__EXERCISE AIM__
Check every line of the data below for the string "amplitude", and copy the ones that hold it.

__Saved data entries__
********************
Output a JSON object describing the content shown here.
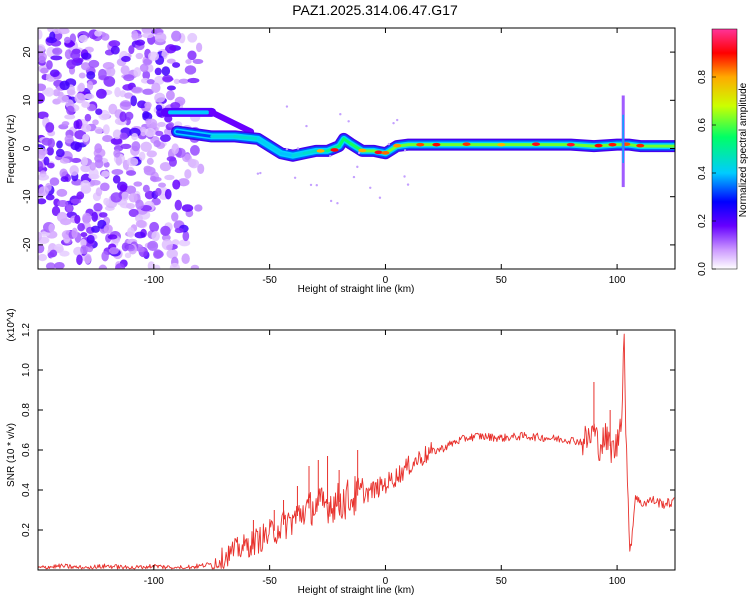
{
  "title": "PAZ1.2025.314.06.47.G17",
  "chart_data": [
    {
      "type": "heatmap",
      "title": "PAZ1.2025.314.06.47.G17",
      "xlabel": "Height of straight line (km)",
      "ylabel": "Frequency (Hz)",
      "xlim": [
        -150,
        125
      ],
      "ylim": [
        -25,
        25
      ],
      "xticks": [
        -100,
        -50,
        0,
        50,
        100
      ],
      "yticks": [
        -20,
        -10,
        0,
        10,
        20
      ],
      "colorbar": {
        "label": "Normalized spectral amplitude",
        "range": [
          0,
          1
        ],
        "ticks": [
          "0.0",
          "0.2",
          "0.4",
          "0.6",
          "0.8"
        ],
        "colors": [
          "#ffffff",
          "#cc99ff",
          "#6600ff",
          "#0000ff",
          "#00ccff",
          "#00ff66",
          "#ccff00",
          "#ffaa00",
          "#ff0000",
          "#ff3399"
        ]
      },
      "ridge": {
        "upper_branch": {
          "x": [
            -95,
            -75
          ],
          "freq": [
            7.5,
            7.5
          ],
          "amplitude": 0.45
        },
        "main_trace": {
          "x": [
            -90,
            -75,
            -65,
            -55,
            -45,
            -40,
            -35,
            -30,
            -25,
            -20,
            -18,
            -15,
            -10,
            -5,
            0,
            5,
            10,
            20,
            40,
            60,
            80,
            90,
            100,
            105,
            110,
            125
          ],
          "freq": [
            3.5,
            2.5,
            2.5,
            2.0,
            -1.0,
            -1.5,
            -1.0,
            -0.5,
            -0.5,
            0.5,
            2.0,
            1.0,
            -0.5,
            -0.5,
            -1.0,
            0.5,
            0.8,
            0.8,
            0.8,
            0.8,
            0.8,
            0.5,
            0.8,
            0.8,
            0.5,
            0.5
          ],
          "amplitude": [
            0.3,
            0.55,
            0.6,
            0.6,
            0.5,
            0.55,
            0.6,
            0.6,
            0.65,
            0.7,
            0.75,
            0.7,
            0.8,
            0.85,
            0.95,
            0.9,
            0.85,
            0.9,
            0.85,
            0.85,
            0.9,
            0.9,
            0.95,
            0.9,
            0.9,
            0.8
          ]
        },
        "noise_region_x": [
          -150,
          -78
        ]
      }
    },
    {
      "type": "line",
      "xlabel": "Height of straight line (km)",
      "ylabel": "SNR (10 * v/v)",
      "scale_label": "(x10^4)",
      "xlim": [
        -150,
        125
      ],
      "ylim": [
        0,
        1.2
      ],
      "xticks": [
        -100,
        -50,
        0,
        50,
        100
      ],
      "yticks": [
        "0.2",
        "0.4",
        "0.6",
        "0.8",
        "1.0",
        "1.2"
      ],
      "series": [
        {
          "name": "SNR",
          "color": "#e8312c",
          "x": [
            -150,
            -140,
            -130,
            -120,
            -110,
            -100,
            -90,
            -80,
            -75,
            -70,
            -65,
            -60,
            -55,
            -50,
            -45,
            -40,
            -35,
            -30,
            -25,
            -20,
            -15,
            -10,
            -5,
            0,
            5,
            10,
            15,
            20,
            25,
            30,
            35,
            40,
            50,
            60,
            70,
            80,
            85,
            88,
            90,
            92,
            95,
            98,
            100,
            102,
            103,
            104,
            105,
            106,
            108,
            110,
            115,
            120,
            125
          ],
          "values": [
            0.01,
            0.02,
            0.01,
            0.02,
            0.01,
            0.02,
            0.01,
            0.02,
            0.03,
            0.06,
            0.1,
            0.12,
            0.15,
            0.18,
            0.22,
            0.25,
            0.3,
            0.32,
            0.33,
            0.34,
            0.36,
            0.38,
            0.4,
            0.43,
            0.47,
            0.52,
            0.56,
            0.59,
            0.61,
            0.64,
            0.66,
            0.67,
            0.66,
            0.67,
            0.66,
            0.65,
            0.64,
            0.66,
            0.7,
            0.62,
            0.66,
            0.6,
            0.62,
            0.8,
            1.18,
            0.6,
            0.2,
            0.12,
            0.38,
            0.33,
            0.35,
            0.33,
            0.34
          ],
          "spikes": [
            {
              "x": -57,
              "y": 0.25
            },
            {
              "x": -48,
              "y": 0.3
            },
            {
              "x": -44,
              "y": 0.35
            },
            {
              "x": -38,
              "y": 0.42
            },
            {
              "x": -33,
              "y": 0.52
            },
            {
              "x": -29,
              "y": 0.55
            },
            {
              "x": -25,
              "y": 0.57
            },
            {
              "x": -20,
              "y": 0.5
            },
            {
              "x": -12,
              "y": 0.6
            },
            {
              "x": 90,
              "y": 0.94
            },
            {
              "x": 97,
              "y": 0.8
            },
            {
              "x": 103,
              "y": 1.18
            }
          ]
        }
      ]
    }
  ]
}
********************
__FINAL ANSWER__
        "label": "Normalized spectral amplitude",
          "amplitude": 0.45
          "amplitude": [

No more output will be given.